■ **TASK TO COMPLETE**:
Set down all of the entries word for word, omitting the images they contain.

───── SUPPLIED ENTRIES ─────

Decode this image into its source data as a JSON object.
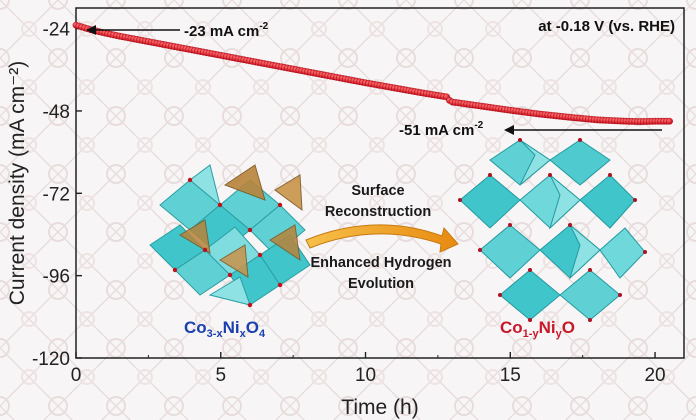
{
  "chart_data": {
    "type": "line",
    "xlabel": "Time (h)",
    "ylabel": "Current density (mA cm⁻²)",
    "xlim": [
      0,
      21
    ],
    "ylim": [
      -120,
      -18
    ],
    "xticks": [
      0,
      5,
      10,
      15,
      20
    ],
    "yticks": [
      -24,
      -48,
      -72,
      -96,
      -120
    ],
    "grid": false,
    "series": [
      {
        "color": "#e0141c",
        "x": [
          0,
          0.5,
          1,
          1.5,
          2,
          3,
          4,
          5,
          6,
          7,
          8,
          9,
          10,
          11,
          12,
          12.8,
          12.9,
          13,
          14,
          15,
          16,
          17,
          18,
          19,
          19.5,
          20,
          20.5
        ],
        "y": [
          -23,
          -24.3,
          -25.3,
          -26.2,
          -27,
          -28.6,
          -30.2,
          -31.8,
          -33.4,
          -35,
          -36.6,
          -38.2,
          -39.8,
          -41.3,
          -42.8,
          -43.9,
          -44.9,
          -45.4,
          -46.6,
          -47.8,
          -48.9,
          -49.8,
          -50.6,
          -51,
          -51.1,
          -51,
          -51
        ]
      }
    ],
    "annotations": {
      "condition": "at -0.18 V (vs. RHE)",
      "start_label": "-23 mA cm",
      "end_label": "-51 mA cm",
      "unit_superscript": "-2",
      "process_line1": "Surface",
      "process_line2": "Reconstruction",
      "effect_line1": "Enhanced Hydrogen",
      "effect_line2": "Evolution",
      "left_formula": {
        "a": "Co",
        "b": "3-x",
        "c": "Ni",
        "d": "x",
        "e": "O",
        "f": "4"
      },
      "right_formula": {
        "a": "Co",
        "b": "1-y",
        "c": "Ni",
        "d": "y",
        "e": "O"
      }
    }
  },
  "colors": {
    "line": "#e0141c",
    "left_formula": "#1a3fb0",
    "right_formula": "#c8182a",
    "octahedra": "#2fc3c8",
    "tetrahedra": "#b8843a",
    "arrow": "#f0a020"
  }
}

─────

■ **THE RESPONSE**:
Decode this image into its source data as a JSON object.
{
  "chart_data": {
    "type": "line",
    "xlabel": "Time (h)",
    "ylabel": "Current density (mA cm⁻²)",
    "xlim": [
      0,
      21
    ],
    "ylim": [
      -120,
      -18
    ],
    "xticks": [
      0,
      5,
      10,
      15,
      20
    ],
    "yticks": [
      -24,
      -48,
      -72,
      -96,
      -120
    ],
    "grid": false,
    "series": [
      {
        "color": "#e0141c",
        "x": [
          0,
          0.5,
          1,
          1.5,
          2,
          3,
          4,
          5,
          6,
          7,
          8,
          9,
          10,
          11,
          12,
          12.8,
          12.9,
          13,
          14,
          15,
          16,
          17,
          18,
          19,
          19.5,
          20,
          20.5
        ],
        "y": [
          -23,
          -24.3,
          -25.3,
          -26.2,
          -27,
          -28.6,
          -30.2,
          -31.8,
          -33.4,
          -35,
          -36.6,
          -38.2,
          -39.8,
          -41.3,
          -42.8,
          -43.9,
          -44.9,
          -45.4,
          -46.6,
          -47.8,
          -48.9,
          -49.8,
          -50.6,
          -51,
          -51.1,
          -51,
          -51
        ]
      }
    ],
    "annotations": {
      "condition": "at -0.18 V (vs. RHE)",
      "start_label": "-23 mA cm",
      "end_label": "-51 mA cm",
      "unit_superscript": "-2",
      "process_line1": "Surface",
      "process_line2": "Reconstruction",
      "effect_line1": "Enhanced Hydrogen",
      "effect_line2": "Evolution",
      "left_formula": {
        "a": "Co",
        "b": "3-x",
        "c": "Ni",
        "d": "x",
        "e": "O",
        "f": "4"
      },
      "right_formula": {
        "a": "Co",
        "b": "1-y",
        "c": "Ni",
        "d": "y",
        "e": "O"
      }
    }
  },
  "colors": {
    "line": "#e0141c",
    "left_formula": "#1a3fb0",
    "right_formula": "#c8182a",
    "octahedra": "#2fc3c8",
    "tetrahedra": "#b8843a",
    "arrow": "#f0a020"
  }
}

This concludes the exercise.